(Stored dataset items):
— START —

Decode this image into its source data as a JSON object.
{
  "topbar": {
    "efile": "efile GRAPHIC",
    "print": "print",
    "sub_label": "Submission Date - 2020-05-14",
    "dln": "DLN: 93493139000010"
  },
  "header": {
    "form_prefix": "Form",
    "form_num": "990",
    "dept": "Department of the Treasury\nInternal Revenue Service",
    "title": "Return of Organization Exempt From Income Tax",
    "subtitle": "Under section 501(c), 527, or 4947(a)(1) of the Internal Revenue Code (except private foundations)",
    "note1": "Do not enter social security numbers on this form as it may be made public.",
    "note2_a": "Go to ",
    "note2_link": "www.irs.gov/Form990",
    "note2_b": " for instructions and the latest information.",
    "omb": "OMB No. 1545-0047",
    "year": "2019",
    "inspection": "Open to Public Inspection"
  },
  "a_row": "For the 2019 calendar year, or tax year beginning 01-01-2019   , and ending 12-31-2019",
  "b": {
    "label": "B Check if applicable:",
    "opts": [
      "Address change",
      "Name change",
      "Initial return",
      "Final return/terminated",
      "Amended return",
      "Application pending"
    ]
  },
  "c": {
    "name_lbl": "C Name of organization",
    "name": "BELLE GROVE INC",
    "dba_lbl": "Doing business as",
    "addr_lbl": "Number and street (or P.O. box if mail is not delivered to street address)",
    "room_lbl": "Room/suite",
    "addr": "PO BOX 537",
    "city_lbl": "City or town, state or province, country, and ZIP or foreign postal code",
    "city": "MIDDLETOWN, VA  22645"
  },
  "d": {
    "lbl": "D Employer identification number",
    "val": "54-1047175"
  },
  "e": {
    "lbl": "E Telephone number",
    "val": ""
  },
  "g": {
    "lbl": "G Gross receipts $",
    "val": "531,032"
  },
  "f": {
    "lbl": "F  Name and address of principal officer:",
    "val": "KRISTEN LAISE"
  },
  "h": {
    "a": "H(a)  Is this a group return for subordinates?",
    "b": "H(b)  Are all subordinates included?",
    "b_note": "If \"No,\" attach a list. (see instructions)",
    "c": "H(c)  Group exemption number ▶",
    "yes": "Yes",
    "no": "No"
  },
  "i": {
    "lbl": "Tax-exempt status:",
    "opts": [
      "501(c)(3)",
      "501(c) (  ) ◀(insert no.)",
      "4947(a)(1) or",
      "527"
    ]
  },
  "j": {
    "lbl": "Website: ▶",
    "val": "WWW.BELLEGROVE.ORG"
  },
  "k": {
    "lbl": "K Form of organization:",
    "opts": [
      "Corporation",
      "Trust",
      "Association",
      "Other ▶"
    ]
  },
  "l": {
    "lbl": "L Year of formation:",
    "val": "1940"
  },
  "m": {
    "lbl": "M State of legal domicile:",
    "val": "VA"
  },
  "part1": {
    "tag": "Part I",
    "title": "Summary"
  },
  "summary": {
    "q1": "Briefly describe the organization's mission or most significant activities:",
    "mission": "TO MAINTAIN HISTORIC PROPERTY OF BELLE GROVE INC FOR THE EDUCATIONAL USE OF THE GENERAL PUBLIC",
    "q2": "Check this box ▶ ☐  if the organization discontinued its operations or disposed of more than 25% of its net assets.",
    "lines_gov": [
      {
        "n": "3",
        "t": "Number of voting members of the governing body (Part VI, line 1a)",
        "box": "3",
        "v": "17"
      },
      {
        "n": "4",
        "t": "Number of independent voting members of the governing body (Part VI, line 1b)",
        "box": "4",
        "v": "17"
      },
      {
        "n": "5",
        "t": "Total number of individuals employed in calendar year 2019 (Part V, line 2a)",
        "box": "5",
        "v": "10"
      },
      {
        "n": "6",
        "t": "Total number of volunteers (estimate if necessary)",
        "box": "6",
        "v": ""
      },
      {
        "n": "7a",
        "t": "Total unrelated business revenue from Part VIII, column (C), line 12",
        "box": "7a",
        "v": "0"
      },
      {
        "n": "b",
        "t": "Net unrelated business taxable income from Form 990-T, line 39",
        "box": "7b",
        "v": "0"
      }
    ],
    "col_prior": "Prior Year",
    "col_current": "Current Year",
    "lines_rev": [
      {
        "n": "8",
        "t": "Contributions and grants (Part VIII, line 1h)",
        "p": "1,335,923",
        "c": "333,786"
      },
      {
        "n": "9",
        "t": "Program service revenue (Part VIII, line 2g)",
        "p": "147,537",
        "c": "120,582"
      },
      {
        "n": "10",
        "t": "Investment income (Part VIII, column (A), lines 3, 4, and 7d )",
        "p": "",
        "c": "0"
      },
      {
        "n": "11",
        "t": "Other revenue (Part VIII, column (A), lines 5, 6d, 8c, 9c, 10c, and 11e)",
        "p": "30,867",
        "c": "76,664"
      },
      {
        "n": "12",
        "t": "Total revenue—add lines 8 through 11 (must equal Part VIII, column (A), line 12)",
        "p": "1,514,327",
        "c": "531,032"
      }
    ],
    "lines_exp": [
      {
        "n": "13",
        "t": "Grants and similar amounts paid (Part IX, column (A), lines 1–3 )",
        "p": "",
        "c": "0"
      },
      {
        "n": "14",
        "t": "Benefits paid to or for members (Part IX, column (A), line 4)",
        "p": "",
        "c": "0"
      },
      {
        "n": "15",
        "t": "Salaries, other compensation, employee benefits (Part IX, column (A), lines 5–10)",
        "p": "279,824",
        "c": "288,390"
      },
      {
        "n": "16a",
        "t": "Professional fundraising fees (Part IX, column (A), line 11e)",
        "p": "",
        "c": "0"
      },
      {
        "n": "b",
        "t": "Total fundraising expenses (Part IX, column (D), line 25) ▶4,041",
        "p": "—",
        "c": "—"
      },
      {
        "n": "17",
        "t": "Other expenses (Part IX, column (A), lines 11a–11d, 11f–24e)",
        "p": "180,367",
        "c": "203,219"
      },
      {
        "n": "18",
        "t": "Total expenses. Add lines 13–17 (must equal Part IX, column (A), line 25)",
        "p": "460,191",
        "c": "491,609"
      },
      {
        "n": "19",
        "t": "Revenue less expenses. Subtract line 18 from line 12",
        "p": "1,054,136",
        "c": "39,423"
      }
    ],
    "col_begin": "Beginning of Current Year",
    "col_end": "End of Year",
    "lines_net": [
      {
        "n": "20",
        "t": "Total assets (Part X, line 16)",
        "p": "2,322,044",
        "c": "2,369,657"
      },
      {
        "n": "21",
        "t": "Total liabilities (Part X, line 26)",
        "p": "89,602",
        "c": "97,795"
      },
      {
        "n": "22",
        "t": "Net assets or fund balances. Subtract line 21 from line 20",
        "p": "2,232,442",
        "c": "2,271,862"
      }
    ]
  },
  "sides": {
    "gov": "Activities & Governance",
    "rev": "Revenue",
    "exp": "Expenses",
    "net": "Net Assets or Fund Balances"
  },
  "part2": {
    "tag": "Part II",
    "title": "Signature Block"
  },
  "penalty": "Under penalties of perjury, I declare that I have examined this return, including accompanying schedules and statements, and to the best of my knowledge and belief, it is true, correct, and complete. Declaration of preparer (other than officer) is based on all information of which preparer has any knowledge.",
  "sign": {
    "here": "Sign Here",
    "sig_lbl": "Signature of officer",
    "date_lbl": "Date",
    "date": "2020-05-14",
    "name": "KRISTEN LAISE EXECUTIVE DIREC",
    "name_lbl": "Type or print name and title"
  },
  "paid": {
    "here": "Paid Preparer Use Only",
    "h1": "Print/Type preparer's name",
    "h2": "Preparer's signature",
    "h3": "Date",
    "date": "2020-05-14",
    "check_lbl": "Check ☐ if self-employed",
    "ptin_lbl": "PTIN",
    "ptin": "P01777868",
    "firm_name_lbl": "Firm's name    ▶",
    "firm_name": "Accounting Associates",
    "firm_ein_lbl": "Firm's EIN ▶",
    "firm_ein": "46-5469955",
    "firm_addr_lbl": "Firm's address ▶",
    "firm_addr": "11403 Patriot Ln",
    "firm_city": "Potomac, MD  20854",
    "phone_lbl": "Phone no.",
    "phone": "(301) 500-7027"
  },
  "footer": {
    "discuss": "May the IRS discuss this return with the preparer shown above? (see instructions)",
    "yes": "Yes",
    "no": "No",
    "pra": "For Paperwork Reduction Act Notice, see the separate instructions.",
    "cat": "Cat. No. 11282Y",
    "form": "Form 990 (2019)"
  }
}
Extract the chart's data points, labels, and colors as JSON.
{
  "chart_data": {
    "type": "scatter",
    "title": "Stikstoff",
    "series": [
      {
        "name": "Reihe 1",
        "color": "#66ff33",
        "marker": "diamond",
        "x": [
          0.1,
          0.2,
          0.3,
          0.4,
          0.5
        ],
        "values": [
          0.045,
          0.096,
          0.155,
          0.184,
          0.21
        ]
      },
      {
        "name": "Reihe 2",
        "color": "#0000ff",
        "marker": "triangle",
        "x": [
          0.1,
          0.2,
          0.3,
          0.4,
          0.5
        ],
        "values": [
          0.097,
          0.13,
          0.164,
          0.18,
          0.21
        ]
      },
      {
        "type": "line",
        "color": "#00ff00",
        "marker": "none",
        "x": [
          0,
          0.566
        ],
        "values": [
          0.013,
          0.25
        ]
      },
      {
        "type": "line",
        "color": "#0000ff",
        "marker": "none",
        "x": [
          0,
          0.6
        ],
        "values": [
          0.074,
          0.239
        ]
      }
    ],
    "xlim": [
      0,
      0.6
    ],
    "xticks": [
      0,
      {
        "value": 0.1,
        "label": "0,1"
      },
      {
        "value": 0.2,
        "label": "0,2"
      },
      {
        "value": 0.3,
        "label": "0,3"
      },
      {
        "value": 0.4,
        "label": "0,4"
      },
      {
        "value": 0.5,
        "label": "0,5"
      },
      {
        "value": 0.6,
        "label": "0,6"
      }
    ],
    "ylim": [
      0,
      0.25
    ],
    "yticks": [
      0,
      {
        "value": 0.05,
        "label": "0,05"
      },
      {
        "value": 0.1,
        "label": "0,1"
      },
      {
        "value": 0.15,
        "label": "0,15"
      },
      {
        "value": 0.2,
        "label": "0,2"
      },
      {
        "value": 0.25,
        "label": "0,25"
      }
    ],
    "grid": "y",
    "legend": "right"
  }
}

— END —

(THE EXERCISE): In the records above, how many lines include the string "members"? Answer with only the number.

(SOLUTION TO THIS PROBLEM): 3